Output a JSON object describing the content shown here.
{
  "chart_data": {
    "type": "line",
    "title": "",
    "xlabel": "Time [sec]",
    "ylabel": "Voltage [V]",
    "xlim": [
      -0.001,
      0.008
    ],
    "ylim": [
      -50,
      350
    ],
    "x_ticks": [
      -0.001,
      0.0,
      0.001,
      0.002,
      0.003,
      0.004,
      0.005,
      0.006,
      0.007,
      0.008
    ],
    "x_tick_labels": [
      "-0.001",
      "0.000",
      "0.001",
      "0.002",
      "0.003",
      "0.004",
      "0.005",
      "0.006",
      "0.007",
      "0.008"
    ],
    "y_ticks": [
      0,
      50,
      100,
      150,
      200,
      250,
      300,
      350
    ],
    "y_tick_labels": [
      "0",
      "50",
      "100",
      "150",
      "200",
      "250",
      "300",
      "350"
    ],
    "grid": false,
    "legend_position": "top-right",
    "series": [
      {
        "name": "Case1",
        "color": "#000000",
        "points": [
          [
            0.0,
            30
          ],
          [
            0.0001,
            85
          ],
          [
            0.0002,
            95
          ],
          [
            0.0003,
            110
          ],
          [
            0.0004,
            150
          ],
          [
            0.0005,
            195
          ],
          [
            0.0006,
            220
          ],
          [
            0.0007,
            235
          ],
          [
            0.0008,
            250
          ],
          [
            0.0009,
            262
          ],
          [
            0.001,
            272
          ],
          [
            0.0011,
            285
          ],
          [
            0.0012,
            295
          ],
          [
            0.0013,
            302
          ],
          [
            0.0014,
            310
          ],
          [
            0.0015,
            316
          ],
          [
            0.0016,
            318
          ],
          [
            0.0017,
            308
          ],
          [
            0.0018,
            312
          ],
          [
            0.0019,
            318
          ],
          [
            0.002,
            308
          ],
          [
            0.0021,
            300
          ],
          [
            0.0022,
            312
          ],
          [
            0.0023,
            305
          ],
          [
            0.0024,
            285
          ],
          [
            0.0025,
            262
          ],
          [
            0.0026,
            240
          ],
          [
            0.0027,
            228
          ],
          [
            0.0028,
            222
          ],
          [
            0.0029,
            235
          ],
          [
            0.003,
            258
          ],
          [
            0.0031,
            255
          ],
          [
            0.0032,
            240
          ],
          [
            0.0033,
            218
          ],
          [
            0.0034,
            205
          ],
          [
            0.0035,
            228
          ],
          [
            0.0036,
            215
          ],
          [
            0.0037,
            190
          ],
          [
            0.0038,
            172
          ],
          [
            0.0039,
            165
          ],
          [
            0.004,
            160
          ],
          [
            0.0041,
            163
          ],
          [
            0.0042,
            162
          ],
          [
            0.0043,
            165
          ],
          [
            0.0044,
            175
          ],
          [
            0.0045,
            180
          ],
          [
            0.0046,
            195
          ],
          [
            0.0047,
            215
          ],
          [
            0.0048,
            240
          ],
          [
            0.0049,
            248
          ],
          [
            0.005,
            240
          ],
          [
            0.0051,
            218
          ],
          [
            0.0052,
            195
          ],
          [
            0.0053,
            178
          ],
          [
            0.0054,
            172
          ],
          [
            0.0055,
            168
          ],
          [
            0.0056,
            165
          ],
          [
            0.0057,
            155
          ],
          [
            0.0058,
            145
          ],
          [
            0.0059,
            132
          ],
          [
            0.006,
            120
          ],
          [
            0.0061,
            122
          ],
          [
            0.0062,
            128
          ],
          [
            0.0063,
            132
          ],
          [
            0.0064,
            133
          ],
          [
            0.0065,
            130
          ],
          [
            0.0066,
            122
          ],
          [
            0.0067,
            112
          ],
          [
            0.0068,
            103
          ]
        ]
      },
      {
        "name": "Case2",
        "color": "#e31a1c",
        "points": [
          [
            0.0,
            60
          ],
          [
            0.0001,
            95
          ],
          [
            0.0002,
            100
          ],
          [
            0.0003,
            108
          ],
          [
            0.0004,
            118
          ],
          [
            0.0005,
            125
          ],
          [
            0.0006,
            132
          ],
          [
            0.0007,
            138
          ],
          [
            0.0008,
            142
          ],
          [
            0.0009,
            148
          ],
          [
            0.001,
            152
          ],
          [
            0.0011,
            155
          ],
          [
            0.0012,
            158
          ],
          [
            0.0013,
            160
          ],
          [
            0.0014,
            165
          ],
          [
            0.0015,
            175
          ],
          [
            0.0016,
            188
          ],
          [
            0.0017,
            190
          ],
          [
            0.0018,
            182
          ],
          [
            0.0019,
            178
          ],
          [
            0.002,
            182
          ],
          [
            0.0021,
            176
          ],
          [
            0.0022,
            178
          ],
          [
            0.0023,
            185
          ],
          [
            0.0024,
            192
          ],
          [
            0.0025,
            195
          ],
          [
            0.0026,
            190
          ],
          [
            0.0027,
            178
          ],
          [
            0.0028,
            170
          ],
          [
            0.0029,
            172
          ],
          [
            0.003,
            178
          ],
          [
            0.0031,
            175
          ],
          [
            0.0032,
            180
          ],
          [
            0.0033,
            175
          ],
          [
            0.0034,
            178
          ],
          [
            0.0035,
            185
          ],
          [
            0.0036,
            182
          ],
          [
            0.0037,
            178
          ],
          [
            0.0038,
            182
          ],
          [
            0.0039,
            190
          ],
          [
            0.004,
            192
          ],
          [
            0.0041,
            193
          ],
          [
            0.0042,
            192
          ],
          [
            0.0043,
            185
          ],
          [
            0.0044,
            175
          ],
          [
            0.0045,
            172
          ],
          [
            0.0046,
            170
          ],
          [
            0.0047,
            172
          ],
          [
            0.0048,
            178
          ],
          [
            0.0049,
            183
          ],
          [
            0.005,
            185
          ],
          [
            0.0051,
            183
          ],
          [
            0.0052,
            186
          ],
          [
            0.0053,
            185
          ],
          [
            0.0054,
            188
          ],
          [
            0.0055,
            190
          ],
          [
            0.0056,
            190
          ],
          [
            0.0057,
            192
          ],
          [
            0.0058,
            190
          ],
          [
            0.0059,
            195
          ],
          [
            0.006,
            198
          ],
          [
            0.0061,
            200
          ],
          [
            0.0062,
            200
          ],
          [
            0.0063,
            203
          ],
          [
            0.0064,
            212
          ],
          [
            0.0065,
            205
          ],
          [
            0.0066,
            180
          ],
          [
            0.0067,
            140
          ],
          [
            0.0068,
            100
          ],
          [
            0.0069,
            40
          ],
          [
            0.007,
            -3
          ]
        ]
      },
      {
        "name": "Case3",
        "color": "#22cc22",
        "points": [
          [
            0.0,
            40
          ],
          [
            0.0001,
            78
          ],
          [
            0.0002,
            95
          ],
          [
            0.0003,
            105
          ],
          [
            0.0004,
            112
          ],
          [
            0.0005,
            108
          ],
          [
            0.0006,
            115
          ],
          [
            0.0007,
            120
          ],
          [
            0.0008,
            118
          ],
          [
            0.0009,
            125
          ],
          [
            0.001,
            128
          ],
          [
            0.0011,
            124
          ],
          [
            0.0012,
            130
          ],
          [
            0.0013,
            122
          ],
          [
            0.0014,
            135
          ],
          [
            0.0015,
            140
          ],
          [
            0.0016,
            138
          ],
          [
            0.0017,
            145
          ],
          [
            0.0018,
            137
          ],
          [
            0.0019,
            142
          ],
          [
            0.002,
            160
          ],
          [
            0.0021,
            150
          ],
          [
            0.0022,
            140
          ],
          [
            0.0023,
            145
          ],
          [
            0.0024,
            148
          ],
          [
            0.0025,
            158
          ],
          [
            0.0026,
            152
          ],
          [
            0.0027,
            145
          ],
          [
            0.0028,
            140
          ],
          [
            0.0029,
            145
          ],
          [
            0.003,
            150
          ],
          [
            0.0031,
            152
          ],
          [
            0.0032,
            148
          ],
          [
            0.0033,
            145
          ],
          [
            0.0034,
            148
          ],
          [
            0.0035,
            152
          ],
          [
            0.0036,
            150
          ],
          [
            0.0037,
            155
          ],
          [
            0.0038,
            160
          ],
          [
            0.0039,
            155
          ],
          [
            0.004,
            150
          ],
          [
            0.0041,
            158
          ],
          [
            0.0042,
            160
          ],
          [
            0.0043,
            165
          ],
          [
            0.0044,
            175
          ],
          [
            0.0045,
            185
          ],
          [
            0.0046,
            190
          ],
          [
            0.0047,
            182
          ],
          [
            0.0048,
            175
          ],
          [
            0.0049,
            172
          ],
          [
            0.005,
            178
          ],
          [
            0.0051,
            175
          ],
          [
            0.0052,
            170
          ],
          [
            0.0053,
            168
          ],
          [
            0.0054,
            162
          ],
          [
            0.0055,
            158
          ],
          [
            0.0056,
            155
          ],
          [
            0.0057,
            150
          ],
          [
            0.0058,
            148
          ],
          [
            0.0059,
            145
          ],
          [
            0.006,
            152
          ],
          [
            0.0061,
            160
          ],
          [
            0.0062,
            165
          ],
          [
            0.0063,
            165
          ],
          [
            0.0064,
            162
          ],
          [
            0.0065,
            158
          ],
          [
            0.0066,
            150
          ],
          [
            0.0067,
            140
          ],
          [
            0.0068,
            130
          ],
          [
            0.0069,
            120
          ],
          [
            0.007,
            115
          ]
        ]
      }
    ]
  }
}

▸ **Description of the task**: Copy all lines from the material that hold "color".

▸ **Result of the exercise**:
        "color": "#000000",
        "color": "#e31a1c",
        "color": "#22cc22",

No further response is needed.